Take each line that has the word "right" and return it.

>> Begin INPUT

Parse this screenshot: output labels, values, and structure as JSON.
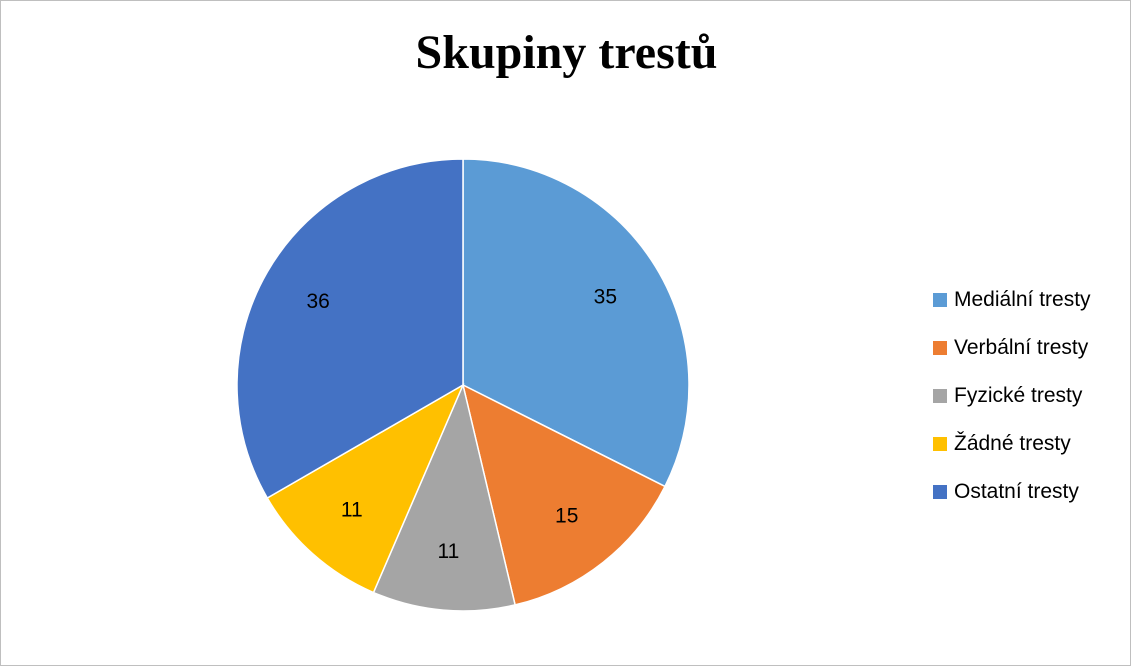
{
  "chart_data": {
    "type": "pie",
    "title": "Skupiny trestů",
    "legend_position": "right",
    "categories": [
      "Mediální tresty",
      "Verbální tresty",
      "Fyzické tresty",
      "Žádné tresty",
      "Ostatní tresty"
    ],
    "values": [
      35,
      15,
      11,
      11,
      36
    ],
    "colors": [
      "#5b9bd5",
      "#ed7d31",
      "#a5a5a5",
      "#ffc000",
      "#4472c4"
    ]
  }
}
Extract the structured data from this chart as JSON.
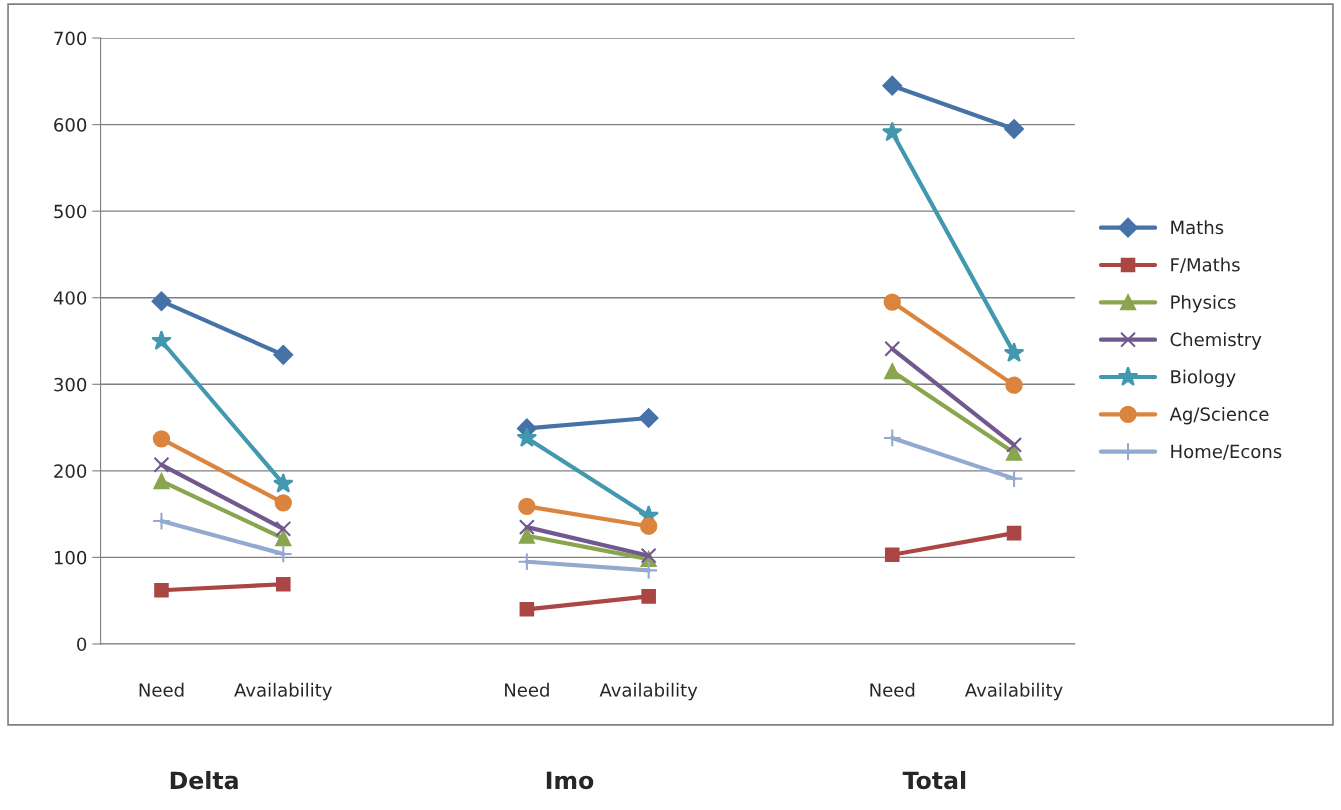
{
  "chart_data": {
    "type": "line",
    "categories": [
      "Need",
      "Availability",
      null,
      "Need",
      "Availability",
      null,
      "Need",
      "Availability"
    ],
    "ylim": [
      0,
      700
    ],
    "yticks": [
      0,
      100,
      200,
      300,
      400,
      500,
      600,
      700
    ],
    "grid": "y",
    "legend": "right",
    "annotations": [
      "Delta",
      "Imo",
      "Total"
    ],
    "series": [
      {
        "name": "Maths",
        "color": "#4572a7",
        "marker": "diamond",
        "values": [
          396,
          334,
          null,
          249,
          261,
          null,
          645,
          595
        ]
      },
      {
        "name": "F/Maths",
        "color": "#aa4643",
        "marker": "square",
        "values": [
          62,
          69,
          null,
          40,
          55,
          null,
          103,
          128
        ]
      },
      {
        "name": "Physics",
        "color": "#89a54e",
        "marker": "triangle",
        "values": [
          188,
          122,
          null,
          125,
          98,
          null,
          315,
          221
        ]
      },
      {
        "name": "Chemistry",
        "color": "#71588f",
        "marker": "cross",
        "values": [
          207,
          133,
          null,
          135,
          102,
          null,
          341,
          230
        ]
      },
      {
        "name": "Biology",
        "color": "#4198af",
        "marker": "star",
        "values": [
          350,
          185,
          null,
          238,
          148,
          null,
          591,
          336
        ]
      },
      {
        "name": "Ag/Science",
        "color": "#db843d",
        "marker": "circle",
        "values": [
          237,
          163,
          null,
          159,
          136,
          null,
          395,
          299
        ]
      },
      {
        "name": "Home/Econs",
        "color": "#93a9cf",
        "marker": "plus",
        "values": [
          142,
          104,
          null,
          95,
          85,
          null,
          238,
          191
        ]
      }
    ]
  }
}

>> End INPUT

• _SOLVED EXERCISE_:
    "legend_position": "right",
    "legend": "right",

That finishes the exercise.